Catholic Charities of Santa Clara County is turning to technology to create innovative products that can solve the difficult challenges of poverty in its community. The non-profit social service agency partnered with SeniorGrowth, a data technology startup, to successfully co-develop and pilot an innovative new client service and program evaluation application, MyWellBeing (MWB). The application has already proven to have a positive impact on clients’ lives.

After a successful pilot of MWB, Catholic Charities received an Exemplary Program Award from Santa Clara County’s Behavioral Health Services Division for achieving 100 percent client engagement in its Golden Gateway Senior Services Program.

“It is an honor to work with Catholic Charities of Santa Clara County and build innovative products like MyWellBeing that can help solve their most difficult challenges in their community, and make a lasting impact in each of their client’s lives,” said Felipe de la Fuente, CEO and Founder of SeniorGrowth.

Serving more than 38,000 community members of all backgrounds, Catholic Charities works with individuals and families who are struggling to make ends meet, trying to find their way out of poverty.

One in five people in Santa Clara County live in poverty. To improve the lives of struggling families, Catholic Charities needs accessible, user-friendly tools that stretch its resources, engage clients, and allow it to easily track progress in lifting clients out of poverty. Innovative technology like the MWB application can help improve the capacity of non-profit organizations to address poverty and measure their social impact.

The MWB application runs on SeniorGrowth’s cloud-based care platform. It allows any case manager or caregiver to assess an individual’s quality of life and self-sufficiency level via a mobile device like a tablet or smartphone. After an assessment is completed, SeniorGrowth’s proprietary algorithm analyzes the results and creates a well-being profile with goals to track progress, assisting with both care planning and easily aggregating outcomes data among thousands of clients for program reports.

Catholic Charities piloted the MWB service in its Golden Gateway Program, which serves physically, linguistically, or culturally isolated older adults with undiagnosed depression or mental health problems: 86 individuals in the program were evaluated. Case managers worked one-on-one with each client to create a personal care plan. Each case manager was able to monitor and track their clients’ progress and conduct a midterm assessment over the next six months. The results from all 86 individuals were outstanding! Every single individual showed improvement in multiple domains, including housing, health care access, safety, mental health, and food security. The program as a whole achieved 100 percent client engagement for the first time.

“At Catholic Charities, we are in the heart of Silicon Valley, and we are constantly scanning technology innovations to see how we can adapt them to serve our community,” said Jackie Copeland-Carson, Chief Operations Officer at Catholic Charities of Santa Clara County. “MWB is a powerful and transformative tool for people of all backgrounds trying to create a better future. Its potential impact for all our clients and the broader community is exciting.”

The MWB application is part of Catholic Charities’ Social Impact Technology Initiative, designed to innovate cutting-edge tech solutions to our region’s most complex social challenges.

Inspired by the success of the MWB pilot, Catholic Charities plans to roll out the new service to the rest of their 34 programs serving more than 38,000 clients each year. The agency is in discussions with other regional and national Catholic Charities agencies to replicate the solution and amplify the impact.
============================================================
▶ Your goal
Using the passage above about the MyWellBeing pilot, please explain in one to three sentences why Catholic Charities plans to extend the service to the rest of its programs.

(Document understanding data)
============================================================
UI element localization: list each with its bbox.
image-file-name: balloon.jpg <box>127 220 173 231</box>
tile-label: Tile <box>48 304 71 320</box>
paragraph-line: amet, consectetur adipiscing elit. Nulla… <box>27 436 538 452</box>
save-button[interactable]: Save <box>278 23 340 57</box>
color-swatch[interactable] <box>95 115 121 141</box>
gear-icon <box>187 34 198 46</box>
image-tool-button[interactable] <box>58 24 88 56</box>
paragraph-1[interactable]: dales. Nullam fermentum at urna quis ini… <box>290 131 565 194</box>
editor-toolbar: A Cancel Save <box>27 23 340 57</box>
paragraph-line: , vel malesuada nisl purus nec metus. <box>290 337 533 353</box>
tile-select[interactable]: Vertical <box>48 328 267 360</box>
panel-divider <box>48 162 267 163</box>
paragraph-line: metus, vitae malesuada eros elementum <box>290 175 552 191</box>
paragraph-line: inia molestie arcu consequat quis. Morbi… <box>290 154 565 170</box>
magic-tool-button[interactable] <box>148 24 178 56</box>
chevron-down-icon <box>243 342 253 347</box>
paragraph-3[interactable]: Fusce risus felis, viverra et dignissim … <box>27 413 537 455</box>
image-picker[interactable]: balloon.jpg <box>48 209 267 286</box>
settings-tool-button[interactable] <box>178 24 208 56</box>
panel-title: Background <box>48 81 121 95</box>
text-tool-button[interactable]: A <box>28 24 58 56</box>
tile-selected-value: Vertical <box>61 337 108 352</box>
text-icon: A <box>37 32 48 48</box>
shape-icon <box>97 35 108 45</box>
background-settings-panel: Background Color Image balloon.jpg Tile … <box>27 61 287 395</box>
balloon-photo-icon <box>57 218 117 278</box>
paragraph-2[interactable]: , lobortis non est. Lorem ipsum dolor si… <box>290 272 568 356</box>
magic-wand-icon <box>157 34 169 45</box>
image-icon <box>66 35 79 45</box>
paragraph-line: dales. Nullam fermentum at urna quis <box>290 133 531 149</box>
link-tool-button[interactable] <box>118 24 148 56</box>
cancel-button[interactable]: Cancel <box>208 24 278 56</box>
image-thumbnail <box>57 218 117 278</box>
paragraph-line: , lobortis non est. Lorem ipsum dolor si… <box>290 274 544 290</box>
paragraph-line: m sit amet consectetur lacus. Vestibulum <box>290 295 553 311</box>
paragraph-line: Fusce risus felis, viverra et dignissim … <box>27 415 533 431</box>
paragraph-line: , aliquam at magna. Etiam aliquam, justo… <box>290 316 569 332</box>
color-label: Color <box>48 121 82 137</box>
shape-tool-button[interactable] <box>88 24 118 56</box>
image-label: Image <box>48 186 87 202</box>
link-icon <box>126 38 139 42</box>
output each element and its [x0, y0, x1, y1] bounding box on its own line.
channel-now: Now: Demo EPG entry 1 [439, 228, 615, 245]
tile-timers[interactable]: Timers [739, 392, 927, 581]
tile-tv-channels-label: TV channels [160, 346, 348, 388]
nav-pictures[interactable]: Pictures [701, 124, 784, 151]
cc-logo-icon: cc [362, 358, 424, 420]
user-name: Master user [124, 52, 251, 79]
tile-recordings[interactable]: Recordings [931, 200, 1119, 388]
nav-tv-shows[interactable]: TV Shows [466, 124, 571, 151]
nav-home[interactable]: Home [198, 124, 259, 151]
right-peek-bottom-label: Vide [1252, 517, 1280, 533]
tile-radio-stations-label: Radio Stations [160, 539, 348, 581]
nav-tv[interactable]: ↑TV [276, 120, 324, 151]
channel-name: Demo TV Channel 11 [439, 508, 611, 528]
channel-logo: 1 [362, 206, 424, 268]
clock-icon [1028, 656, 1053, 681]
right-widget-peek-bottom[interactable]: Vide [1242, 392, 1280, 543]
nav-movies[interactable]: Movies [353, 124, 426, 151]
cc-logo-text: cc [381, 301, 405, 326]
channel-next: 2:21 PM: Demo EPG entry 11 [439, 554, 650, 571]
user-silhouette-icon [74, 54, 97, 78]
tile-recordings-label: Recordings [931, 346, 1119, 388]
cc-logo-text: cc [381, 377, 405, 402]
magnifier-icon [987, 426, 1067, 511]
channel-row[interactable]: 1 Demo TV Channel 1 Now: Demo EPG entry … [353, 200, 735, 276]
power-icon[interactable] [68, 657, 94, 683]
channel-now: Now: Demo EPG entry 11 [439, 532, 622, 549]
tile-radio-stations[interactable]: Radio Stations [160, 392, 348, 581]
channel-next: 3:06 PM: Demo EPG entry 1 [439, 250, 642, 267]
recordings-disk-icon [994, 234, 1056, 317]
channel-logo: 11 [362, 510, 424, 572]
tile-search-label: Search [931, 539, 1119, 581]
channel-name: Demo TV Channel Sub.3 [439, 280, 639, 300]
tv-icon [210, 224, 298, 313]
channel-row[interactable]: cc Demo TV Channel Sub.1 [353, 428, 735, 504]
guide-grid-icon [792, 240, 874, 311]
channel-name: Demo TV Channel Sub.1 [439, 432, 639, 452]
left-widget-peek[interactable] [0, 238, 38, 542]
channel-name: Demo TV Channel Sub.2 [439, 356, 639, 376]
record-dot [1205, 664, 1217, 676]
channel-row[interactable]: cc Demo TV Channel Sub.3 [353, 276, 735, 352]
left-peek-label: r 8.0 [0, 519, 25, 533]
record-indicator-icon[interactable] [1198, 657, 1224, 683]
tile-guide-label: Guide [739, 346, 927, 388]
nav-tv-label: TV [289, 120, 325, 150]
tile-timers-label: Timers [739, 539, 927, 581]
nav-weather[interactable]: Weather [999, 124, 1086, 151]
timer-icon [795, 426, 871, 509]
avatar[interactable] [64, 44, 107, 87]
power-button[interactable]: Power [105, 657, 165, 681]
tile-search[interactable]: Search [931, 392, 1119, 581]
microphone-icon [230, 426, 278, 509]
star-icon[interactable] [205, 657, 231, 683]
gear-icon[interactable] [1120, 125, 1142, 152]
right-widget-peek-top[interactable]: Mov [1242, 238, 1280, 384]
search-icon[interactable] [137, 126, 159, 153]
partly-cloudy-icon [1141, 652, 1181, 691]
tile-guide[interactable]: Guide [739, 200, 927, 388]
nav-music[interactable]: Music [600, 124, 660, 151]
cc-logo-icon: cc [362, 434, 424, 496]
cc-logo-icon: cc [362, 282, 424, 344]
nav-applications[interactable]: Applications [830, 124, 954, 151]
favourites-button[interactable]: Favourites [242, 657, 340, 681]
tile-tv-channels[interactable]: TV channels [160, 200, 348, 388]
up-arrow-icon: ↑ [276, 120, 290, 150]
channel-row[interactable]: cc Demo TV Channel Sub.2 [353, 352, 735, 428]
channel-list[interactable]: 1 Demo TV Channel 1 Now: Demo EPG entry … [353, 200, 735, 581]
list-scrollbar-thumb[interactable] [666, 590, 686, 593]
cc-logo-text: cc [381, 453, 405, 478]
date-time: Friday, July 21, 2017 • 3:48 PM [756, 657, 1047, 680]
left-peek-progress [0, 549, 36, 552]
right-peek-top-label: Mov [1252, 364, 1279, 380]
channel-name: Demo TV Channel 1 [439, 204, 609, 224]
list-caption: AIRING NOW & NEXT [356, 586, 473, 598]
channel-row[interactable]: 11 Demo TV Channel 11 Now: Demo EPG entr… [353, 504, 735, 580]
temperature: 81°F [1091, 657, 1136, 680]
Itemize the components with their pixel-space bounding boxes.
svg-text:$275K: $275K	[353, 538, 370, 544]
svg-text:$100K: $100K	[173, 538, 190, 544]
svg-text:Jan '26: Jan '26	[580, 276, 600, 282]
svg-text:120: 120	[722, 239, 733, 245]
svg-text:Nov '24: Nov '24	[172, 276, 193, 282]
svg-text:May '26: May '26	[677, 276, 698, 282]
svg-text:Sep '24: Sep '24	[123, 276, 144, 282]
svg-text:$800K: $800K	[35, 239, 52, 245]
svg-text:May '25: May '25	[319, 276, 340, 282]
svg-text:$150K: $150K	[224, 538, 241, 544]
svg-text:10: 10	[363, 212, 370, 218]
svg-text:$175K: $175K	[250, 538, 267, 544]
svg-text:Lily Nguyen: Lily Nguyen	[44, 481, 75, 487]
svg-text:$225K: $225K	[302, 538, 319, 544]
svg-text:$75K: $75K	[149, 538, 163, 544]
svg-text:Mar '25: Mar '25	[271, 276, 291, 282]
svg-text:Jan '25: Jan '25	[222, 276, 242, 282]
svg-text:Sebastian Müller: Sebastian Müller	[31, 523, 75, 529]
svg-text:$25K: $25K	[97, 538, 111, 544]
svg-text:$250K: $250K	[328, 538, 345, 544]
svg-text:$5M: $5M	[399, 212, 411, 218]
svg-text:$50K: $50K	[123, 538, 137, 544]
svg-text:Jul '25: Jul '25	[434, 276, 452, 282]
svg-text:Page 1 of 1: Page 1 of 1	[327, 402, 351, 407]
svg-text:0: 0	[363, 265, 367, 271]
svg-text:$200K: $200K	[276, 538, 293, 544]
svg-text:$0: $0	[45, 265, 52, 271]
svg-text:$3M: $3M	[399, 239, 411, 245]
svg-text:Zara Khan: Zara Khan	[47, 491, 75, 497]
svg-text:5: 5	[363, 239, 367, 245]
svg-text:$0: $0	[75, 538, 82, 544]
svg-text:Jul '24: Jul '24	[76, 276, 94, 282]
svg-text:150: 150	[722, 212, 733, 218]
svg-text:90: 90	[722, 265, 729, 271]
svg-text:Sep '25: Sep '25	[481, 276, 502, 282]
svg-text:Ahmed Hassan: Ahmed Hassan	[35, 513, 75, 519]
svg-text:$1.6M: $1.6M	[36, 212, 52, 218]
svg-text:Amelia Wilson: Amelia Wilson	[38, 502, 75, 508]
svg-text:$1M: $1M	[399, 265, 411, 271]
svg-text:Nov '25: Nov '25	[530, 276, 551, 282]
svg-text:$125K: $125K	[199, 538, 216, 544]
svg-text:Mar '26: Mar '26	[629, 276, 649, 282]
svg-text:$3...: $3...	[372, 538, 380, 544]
============================================================
▶ Task solution
Catholic Charities plans the rollout because it was inspired by the success of the MWB pilot. In that pilot, all 86 clients evaluated in the Golden Gateway Program improved in multiple domains, and the program reached 100 percent client engagement for the first time.